▶ **Prompt**
Return every record below exactly as written, omitting any pictures.

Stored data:
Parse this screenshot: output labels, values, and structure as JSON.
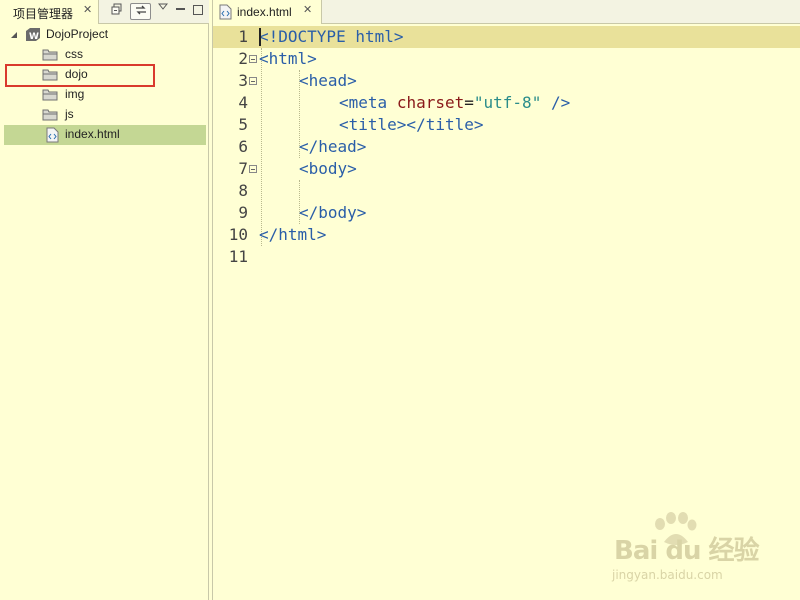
{
  "left_panel": {
    "tab_label": "项目管理器",
    "tab_close": "✕",
    "toolbar": {
      "collapse_icon": "collapse-all-icon",
      "link_icon": "link-with-editor-icon",
      "menu_icon": "view-menu-icon",
      "minimize_icon": "minimize-icon",
      "maximize_icon": "maximize-icon"
    },
    "tree": [
      {
        "label": "DojoProject",
        "type": "project",
        "expanded": true
      },
      {
        "label": "css",
        "type": "folder"
      },
      {
        "label": "dojo",
        "type": "folder",
        "highlighted": true
      },
      {
        "label": "img",
        "type": "folder"
      },
      {
        "label": "js",
        "type": "folder"
      },
      {
        "label": "index.html",
        "type": "html-file",
        "selected": true
      }
    ]
  },
  "editor": {
    "tab_label": "index.html",
    "tab_close": "✕",
    "lines": [
      {
        "num": "1"
      },
      {
        "num": "2"
      },
      {
        "num": "3"
      },
      {
        "num": "4"
      },
      {
        "num": "5"
      },
      {
        "num": "6"
      },
      {
        "num": "7"
      },
      {
        "num": "8"
      },
      {
        "num": "9"
      },
      {
        "num": "10"
      },
      {
        "num": "11"
      }
    ],
    "code": {
      "l1_doctype": "<!DOCTYPE html>",
      "l2_open": "<html>",
      "l3_head": "<head>",
      "l4_meta_open": "<meta",
      "l4_attr": "charset",
      "l4_eq": "=",
      "l4_val": "\"utf-8\"",
      "l4_close": " />",
      "l5_title": "<title></title>",
      "l6_head_close": "</head>",
      "l7_body": "<body>",
      "l9_body_close": "</body>",
      "l10_html_close": "</html>"
    }
  },
  "colors": {
    "background": "#ffffd4",
    "current_line": "#e9e19a",
    "selected_row": "#c4d794",
    "tag": "#2a5ea8",
    "attribute": "#8a1a1a",
    "attribute_value": "#2a8c8a",
    "highlight_box": "#d93a2c"
  },
  "watermark": {
    "brand": "Bai du 经验",
    "url": "jingyan.baidu.com"
  }
}
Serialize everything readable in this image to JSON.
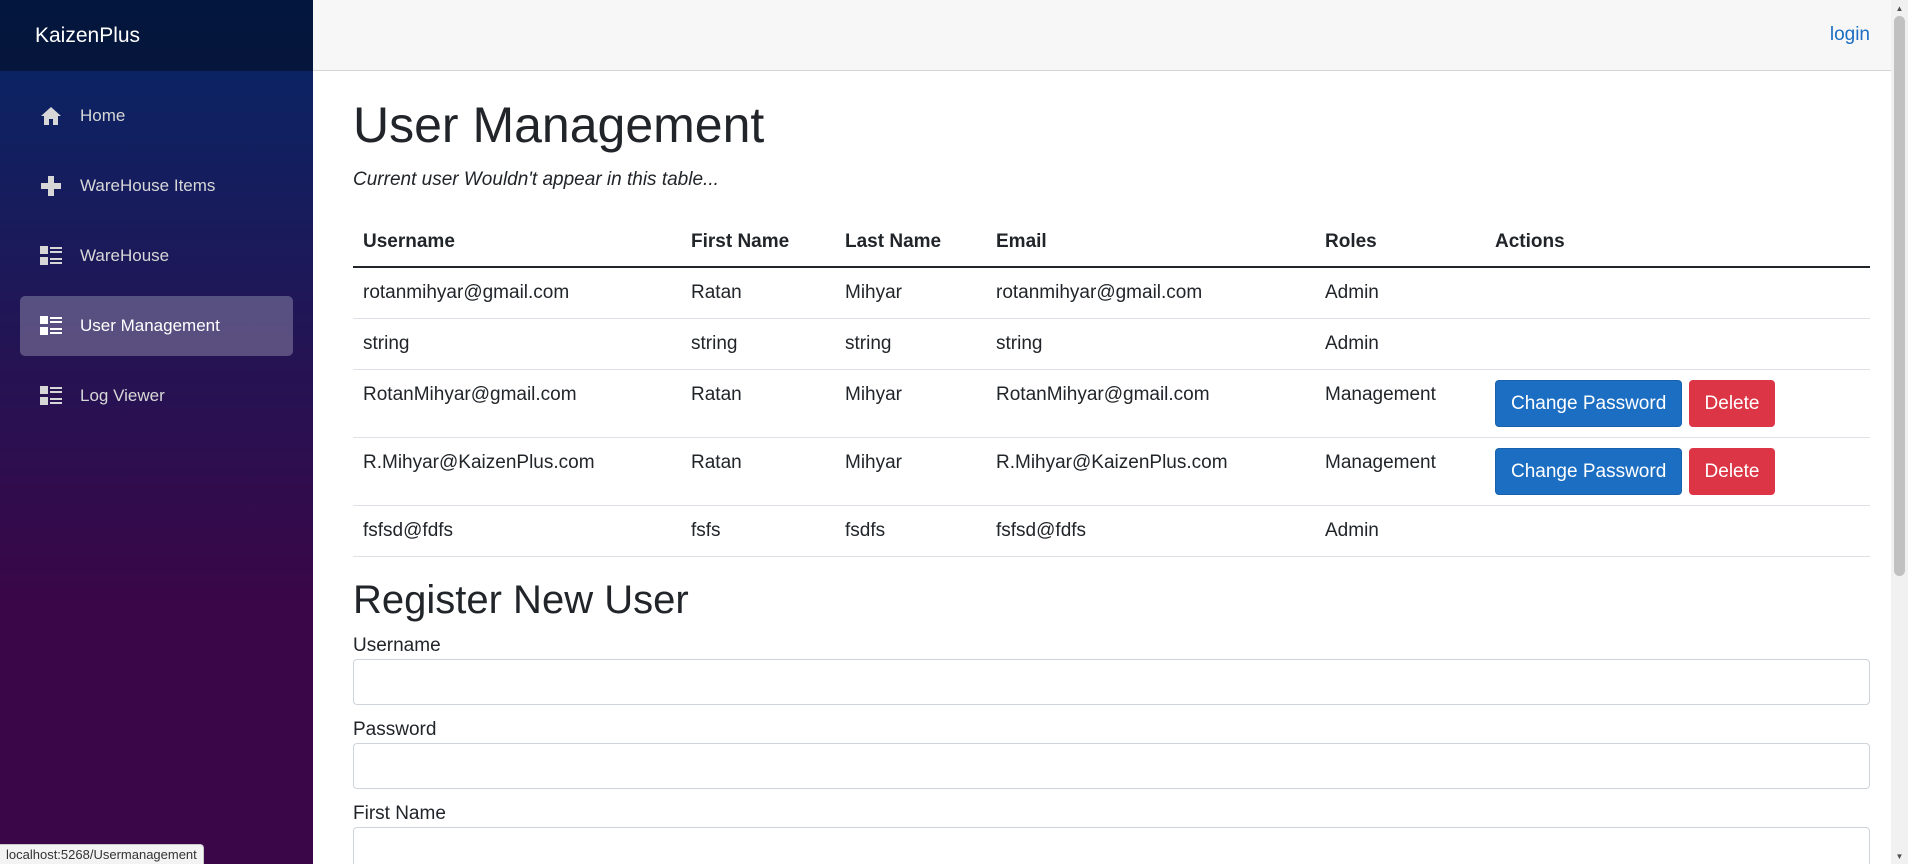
{
  "sidebar": {
    "brand": "KaizenPlus",
    "items": [
      {
        "label": "Home",
        "icon": "home-icon",
        "active": false
      },
      {
        "label": "WareHouse Items",
        "icon": "plus-icon",
        "active": false
      },
      {
        "label": "WareHouse",
        "icon": "list-rich-icon",
        "active": false
      },
      {
        "label": "User Management",
        "icon": "list-rich-icon",
        "active": true
      },
      {
        "label": "Log Viewer",
        "icon": "list-rich-icon",
        "active": false
      }
    ]
  },
  "header": {
    "login_label": "login"
  },
  "main": {
    "title": "User Management",
    "subtitle": "Current user Wouldn't appear in this table...",
    "table": {
      "columns": [
        "Username",
        "First Name",
        "Last Name",
        "Email",
        "Roles",
        "Actions"
      ],
      "rows": [
        {
          "username": "rotanmihyar@gmail.com",
          "first_name": "Ratan",
          "last_name": "Mihyar",
          "email": "rotanmihyar@gmail.com",
          "roles": "Admin",
          "change_password": "",
          "delete": ""
        },
        {
          "username": "string",
          "first_name": "string",
          "last_name": "string",
          "email": "string",
          "roles": "Admin",
          "change_password": "",
          "delete": ""
        },
        {
          "username": "RotanMihyar@gmail.com",
          "first_name": "Ratan",
          "last_name": "Mihyar",
          "email": "RotanMihyar@gmail.com",
          "roles": "Management",
          "change_password": "Change Password",
          "delete": "Delete"
        },
        {
          "username": "R.Mihyar@KaizenPlus.com",
          "first_name": "Ratan",
          "last_name": "Mihyar",
          "email": "R.Mihyar@KaizenPlus.com",
          "roles": "Management",
          "change_password": "Change Password",
          "delete": "Delete"
        },
        {
          "username": "fsfsd@fdfs",
          "first_name": "fsfs",
          "last_name": "fsdfs",
          "email": "fsfsd@fdfs",
          "roles": "Admin",
          "change_password": "",
          "delete": ""
        }
      ]
    },
    "register": {
      "title": "Register New User",
      "fields": [
        {
          "label": "Username",
          "value": ""
        },
        {
          "label": "Password",
          "value": ""
        },
        {
          "label": "First Name",
          "value": ""
        }
      ]
    }
  },
  "status_bar": {
    "url": "localhost:5268/Usermanagement"
  },
  "colors": {
    "primary": "#1b6ec2",
    "danger": "#dc3545",
    "sidebar_top": "#052767",
    "sidebar_bottom": "#3a0647"
  }
}
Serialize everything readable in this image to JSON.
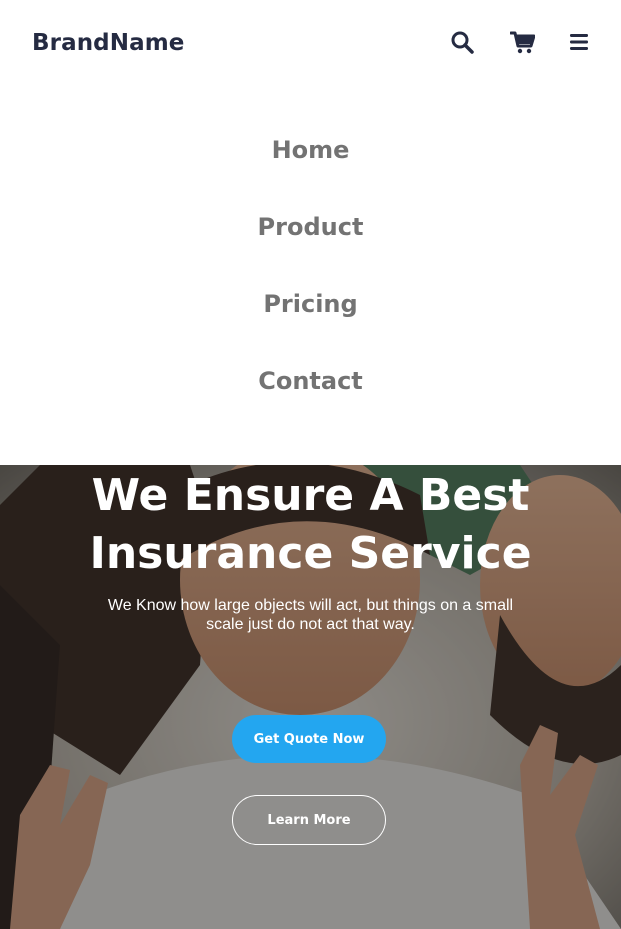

▶ **Response to this task**
Parse this screenshot: output labels, values, and structure as JSON.
{
  "left_panel": {
    "tab_label": "项目管理器",
    "tab_close": "✕",
    "toolbar": {
      "collapse_icon": "collapse-all-icon",
      "link_icon": "link-with-editor-icon",
      "menu_icon": "view-menu-icon",
      "minimize_icon": "minimize-icon",
      "maximize_icon": "maximize-icon"
    },
    "tree": [
      {
        "label": "DojoProject",
        "type": "project",
        "expanded": true
      },
      {
        "label": "css",
        "type": "folder"
      },
      {
        "label": "dojo",
        "type": "folder",
        "highlighted": true
      },
      {
        "label": "img",
        "type": "folder"
      },
      {
        "label": "js",
        "type": "folder"
      },
      {
        "label": "index.html",
        "type": "html-file",
        "selected": true
      }
    ]
  },
  "editor": {
    "tab_label": "index.html",
    "tab_close": "✕",
    "lines": [
      {
        "num": "1"
      },
      {
        "num": "2"
      },
      {
        "num": "3"
      },
      {
        "num": "4"
      },
      {
        "num": "5"
      },
      {
        "num": "6"
      },
      {
        "num": "7"
      },
      {
        "num": "8"
      },
      {
        "num": "9"
      },
      {
        "num": "10"
      },
      {
        "num": "11"
      }
    ],
    "code": {
      "l1_doctype": "<!DOCTYPE html>",
      "l2_open": "<html>",
      "l3_head": "<head>",
      "l4_meta_open": "<meta",
      "l4_attr": "charset",
      "l4_eq": "=",
      "l4_val": "\"utf-8\"",
      "l4_close": " />",
      "l5_title": "<title></title>",
      "l6_head_close": "</head>",
      "l7_body": "<body>",
      "l9_body_close": "</body>",
      "l10_html_close": "</html>"
    }
  },
  "colors": {
    "background": "#ffffd4",
    "current_line": "#e9e19a",
    "selected_row": "#c4d794",
    "tag": "#2a5ea8",
    "attribute": "#8a1a1a",
    "attribute_value": "#2a8c8a",
    "highlight_box": "#d93a2c"
  },
  "watermark": {
    "brand": "Bai du 经验",
    "url": "jingyan.baidu.com"
  }
}
Serialize everything readable in this image to JSON.
{
  "sidebar": {
    "brand": "KaizenPlus",
    "items": [
      {
        "label": "Home",
        "icon": "home-icon",
        "active": false
      },
      {
        "label": "WareHouse Items",
        "icon": "plus-icon",
        "active": false
      },
      {
        "label": "WareHouse",
        "icon": "list-rich-icon",
        "active": false
      },
      {
        "label": "User Management",
        "icon": "list-rich-icon",
        "active": true
      },
      {
        "label": "Log Viewer",
        "icon": "list-rich-icon",
        "active": false
      }
    ]
  },
  "header": {
    "login_label": "login"
  },
  "main": {
    "title": "User Management",
    "subtitle": "Current user Wouldn't appear in this table...",
    "table": {
      "columns": [
        "Username",
        "First Name",
        "Last Name",
        "Email",
        "Roles",
        "Actions"
      ],
      "rows": [
        {
          "username": "rotanmihyar@gmail.com",
          "first_name": "Ratan",
          "last_name": "Mihyar",
          "email": "rotanmihyar@gmail.com",
          "roles": "Admin",
          "change_password": "",
          "delete": ""
        },
        {
          "username": "string",
          "first_name": "string",
          "last_name": "string",
          "email": "string",
          "roles": "Admin",
          "change_password": "",
          "delete": ""
        },
        {
          "username": "RotanMihyar@gmail.com",
          "first_name": "Ratan",
          "last_name": "Mihyar",
          "email": "RotanMihyar@gmail.com",
          "roles": "Management",
          "change_password": "Change Password",
          "delete": "Delete"
        },
        {
          "username": "R.Mihyar@KaizenPlus.com",
          "first_name": "Ratan",
          "last_name": "Mihyar",
          "email": "R.Mihyar@KaizenPlus.com",
          "roles": "Management",
          "change_password": "Change Password",
          "delete": "Delete"
        },
        {
          "username": "fsfsd@fdfs",
          "first_name": "fsfs",
          "last_name": "fsdfs",
          "email": "fsfsd@fdfs",
          "roles": "Admin",
          "change_password": "",
          "delete": ""
        }
      ]
    },
    "register": {
      "title": "Register New User",
      "fields": [
        {
          "label": "Username",
          "value": ""
        },
        {
          "label": "Password",
          "value": ""
        },
        {
          "label": "First Name",
          "value": ""
        }
      ]
    }
  },
  "status_bar": {
    "url": "localhost:5268/Usermanagement"
  },
  "colors": {
    "primary": "#1b6ec2",
    "danger": "#dc3545",
    "sidebar_top": "#052767",
    "sidebar_bottom": "#3a0647"
  }
}
Serialize everything readable in this image to JSON.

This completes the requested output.